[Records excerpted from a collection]
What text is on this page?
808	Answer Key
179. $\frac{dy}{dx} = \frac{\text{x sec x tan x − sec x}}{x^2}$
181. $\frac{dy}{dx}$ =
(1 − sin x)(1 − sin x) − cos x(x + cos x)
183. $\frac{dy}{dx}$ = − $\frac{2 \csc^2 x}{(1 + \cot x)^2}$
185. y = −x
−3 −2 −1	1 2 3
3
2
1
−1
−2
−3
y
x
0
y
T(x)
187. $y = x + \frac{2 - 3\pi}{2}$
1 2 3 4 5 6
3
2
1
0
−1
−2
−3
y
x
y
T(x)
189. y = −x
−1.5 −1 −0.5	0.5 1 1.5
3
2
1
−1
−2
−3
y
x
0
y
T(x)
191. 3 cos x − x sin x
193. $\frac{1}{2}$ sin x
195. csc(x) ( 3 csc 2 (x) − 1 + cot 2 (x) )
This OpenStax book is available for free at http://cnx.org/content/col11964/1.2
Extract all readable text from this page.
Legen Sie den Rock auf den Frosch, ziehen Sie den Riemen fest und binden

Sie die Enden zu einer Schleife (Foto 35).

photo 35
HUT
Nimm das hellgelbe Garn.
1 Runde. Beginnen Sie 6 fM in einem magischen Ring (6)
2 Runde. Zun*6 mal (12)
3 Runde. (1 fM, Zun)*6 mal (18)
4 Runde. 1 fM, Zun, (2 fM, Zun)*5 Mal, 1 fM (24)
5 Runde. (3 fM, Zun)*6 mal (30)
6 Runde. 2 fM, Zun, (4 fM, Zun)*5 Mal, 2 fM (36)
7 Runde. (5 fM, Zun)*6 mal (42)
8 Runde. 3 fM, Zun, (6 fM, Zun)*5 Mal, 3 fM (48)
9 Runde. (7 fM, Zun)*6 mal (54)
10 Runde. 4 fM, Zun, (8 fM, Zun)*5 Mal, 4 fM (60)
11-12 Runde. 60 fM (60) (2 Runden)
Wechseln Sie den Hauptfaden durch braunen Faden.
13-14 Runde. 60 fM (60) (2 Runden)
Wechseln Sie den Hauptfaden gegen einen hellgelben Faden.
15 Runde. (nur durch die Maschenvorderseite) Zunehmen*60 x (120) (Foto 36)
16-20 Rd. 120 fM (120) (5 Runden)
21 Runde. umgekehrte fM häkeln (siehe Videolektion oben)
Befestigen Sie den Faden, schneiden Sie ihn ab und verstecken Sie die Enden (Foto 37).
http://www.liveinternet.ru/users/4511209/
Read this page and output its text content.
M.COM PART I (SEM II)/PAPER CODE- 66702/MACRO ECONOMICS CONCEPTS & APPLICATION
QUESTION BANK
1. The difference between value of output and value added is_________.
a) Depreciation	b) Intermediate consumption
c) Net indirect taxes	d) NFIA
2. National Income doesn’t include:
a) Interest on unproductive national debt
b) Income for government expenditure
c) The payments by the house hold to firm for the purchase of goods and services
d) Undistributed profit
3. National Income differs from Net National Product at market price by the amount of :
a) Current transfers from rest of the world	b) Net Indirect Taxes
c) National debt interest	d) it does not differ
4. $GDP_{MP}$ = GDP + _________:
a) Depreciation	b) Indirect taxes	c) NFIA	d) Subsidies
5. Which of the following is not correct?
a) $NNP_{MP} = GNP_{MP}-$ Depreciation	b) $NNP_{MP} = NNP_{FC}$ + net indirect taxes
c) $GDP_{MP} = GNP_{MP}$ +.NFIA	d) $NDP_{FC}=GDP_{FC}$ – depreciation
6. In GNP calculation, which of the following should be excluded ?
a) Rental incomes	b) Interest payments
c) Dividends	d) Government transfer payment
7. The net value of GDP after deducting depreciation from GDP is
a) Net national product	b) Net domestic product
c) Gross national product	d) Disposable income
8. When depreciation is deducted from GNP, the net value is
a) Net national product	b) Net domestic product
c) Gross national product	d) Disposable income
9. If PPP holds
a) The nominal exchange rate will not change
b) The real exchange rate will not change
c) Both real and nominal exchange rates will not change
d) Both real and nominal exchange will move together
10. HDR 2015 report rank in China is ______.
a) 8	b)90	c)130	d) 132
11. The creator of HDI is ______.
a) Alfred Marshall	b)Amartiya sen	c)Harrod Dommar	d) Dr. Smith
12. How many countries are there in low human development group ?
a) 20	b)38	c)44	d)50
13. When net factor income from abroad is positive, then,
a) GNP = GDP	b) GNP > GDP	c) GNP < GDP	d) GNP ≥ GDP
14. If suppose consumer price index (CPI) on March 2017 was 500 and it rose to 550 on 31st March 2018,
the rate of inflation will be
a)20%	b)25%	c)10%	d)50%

- WORK TO BE COMPLETED
Check each line of the entries above for the word "frac". List the ones that have it.

- TASK SOLUTION
179. $\frac{dy}{dx} = \frac{\text{x sec x tan x − sec x}}{x^2}$
181. $\frac{dy}{dx}$ =
183. $\frac{dy}{dx}$ = − $\frac{2 \csc^2 x}{(1 + \cot x)^2}$
187. $y = x + \frac{2 - 3\pi}{2}$
193. $\frac{1}{2}$ sin x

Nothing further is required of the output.